**Your task**
Count the lines in the material below that contain the word "back" and give only that number.

**Data for processing**
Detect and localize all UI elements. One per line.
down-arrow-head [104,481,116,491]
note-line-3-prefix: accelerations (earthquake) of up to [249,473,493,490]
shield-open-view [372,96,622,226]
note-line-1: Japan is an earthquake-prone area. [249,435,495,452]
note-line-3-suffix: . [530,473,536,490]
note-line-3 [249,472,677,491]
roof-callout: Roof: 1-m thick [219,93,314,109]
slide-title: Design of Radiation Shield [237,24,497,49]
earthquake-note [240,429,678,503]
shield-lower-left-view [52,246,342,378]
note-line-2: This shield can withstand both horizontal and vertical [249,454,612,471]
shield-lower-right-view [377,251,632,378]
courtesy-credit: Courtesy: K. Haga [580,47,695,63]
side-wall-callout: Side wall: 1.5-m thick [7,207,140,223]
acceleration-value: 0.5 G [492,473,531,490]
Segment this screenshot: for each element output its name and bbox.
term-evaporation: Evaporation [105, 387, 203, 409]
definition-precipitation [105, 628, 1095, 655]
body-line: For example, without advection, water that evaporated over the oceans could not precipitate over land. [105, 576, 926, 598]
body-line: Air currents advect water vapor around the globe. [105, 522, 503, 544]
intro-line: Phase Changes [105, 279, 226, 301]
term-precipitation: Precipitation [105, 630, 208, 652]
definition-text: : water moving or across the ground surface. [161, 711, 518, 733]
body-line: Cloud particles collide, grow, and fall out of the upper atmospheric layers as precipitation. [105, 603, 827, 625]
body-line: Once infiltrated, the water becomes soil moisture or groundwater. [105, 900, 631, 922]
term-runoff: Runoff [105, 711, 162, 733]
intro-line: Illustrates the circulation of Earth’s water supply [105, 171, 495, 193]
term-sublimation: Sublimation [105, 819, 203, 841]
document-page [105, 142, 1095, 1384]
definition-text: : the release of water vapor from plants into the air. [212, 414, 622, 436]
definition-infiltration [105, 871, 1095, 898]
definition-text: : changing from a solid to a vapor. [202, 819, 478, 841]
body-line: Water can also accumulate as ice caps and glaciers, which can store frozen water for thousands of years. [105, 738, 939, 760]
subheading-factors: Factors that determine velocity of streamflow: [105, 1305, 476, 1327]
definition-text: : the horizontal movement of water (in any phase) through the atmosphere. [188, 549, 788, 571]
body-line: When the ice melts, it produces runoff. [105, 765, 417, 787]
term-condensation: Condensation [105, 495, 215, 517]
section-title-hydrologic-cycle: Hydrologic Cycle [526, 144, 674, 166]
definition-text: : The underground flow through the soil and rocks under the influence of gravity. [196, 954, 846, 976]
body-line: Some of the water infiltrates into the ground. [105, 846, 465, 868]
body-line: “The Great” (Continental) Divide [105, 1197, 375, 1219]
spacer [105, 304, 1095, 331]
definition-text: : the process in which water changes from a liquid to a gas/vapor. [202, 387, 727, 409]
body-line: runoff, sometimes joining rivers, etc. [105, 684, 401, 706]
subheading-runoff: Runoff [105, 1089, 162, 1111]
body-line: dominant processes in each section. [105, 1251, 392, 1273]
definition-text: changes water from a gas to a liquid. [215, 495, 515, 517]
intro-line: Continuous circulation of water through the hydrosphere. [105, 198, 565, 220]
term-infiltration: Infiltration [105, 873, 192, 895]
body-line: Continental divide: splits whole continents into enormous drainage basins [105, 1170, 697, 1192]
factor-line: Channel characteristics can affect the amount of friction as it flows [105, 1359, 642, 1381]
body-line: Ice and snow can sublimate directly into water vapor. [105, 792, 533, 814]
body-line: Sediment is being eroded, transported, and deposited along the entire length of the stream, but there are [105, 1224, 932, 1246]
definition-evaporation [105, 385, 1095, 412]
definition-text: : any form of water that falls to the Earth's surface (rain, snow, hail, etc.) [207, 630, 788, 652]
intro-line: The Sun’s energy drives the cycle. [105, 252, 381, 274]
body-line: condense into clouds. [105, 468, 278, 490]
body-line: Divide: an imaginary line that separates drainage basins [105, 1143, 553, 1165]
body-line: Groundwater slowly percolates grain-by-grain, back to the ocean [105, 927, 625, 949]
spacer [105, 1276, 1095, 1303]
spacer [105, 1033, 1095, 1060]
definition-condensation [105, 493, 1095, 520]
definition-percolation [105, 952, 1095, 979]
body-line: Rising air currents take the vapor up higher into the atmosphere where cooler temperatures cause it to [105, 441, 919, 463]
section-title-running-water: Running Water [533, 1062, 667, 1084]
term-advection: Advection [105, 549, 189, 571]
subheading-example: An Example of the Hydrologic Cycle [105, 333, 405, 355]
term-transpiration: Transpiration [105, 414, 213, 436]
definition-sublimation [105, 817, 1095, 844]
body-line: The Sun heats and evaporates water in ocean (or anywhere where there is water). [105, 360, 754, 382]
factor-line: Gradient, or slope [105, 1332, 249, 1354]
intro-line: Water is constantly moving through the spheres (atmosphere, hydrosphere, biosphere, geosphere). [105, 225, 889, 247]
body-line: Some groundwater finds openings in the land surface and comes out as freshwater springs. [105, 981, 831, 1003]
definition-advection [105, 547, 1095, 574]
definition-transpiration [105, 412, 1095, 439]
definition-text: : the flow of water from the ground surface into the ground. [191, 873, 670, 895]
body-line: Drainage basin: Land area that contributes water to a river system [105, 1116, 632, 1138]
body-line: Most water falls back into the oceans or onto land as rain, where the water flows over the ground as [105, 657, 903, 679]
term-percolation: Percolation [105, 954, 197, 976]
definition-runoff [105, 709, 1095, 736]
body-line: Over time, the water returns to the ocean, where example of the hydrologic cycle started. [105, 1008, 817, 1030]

**Answer to this exercise**
2